EXERCISE DESCRIPTION: Retype the stretch of the listing from its first line through the line containing "- x-mark-icon: [398, 500, 506, 604]", keeping every character unchanged.

INPUT RECORDS:
╭──
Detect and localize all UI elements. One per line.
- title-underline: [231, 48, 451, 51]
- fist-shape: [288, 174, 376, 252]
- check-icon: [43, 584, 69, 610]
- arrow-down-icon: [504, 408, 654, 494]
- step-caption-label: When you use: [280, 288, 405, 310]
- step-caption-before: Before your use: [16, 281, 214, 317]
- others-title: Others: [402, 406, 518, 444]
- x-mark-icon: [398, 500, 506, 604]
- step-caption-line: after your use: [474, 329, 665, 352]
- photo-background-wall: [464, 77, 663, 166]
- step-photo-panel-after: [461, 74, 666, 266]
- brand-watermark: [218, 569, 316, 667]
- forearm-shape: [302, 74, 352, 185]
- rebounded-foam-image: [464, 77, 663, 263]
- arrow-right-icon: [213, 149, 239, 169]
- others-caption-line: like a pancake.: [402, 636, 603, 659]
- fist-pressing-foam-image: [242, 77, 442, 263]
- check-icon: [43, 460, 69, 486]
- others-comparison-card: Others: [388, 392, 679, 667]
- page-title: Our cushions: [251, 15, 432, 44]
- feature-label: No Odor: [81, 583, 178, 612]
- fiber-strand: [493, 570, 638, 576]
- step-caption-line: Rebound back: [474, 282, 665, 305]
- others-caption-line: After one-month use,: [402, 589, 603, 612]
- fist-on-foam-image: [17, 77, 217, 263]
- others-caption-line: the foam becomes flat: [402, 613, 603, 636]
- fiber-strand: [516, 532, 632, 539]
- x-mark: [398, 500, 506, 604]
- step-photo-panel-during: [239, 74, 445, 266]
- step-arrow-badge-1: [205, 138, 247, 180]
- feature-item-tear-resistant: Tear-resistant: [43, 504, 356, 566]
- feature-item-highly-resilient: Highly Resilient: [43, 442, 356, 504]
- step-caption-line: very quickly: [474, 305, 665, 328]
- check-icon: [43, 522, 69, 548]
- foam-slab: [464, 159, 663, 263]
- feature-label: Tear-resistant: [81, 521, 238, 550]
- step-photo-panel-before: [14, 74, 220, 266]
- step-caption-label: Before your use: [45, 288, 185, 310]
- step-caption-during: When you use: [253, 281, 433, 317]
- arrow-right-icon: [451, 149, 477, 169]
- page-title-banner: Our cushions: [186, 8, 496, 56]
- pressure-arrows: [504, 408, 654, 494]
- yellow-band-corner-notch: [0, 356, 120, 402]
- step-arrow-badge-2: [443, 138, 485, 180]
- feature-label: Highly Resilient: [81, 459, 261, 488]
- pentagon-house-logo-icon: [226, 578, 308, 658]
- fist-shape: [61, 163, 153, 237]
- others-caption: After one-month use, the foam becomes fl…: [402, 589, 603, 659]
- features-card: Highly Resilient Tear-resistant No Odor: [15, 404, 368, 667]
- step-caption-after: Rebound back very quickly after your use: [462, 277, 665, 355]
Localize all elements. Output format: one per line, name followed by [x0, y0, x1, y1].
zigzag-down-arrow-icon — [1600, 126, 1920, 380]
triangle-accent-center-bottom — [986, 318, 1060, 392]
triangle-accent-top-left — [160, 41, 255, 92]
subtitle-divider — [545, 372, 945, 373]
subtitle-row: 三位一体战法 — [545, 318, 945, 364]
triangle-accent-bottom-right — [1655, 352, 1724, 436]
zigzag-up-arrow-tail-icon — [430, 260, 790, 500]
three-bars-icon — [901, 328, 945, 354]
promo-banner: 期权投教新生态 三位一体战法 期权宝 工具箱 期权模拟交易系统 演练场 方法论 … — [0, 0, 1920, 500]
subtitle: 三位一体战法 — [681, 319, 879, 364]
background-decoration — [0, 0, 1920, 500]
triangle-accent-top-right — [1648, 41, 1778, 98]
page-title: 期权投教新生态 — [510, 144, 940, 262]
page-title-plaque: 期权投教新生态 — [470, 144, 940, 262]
╰──
TASK RESPONSE:
Detect and localize all UI elements. One per line.
- title-underline: [231, 48, 451, 51]
- fist-shape: [288, 174, 376, 252]
- check-icon: [43, 584, 69, 610]
- arrow-down-icon: [504, 408, 654, 494]
- step-caption-label: When you use: [280, 288, 405, 310]
- step-caption-before: Before your use: [16, 281, 214, 317]
- others-title: Others: [402, 406, 518, 444]
- x-mark-icon: [398, 500, 506, 604]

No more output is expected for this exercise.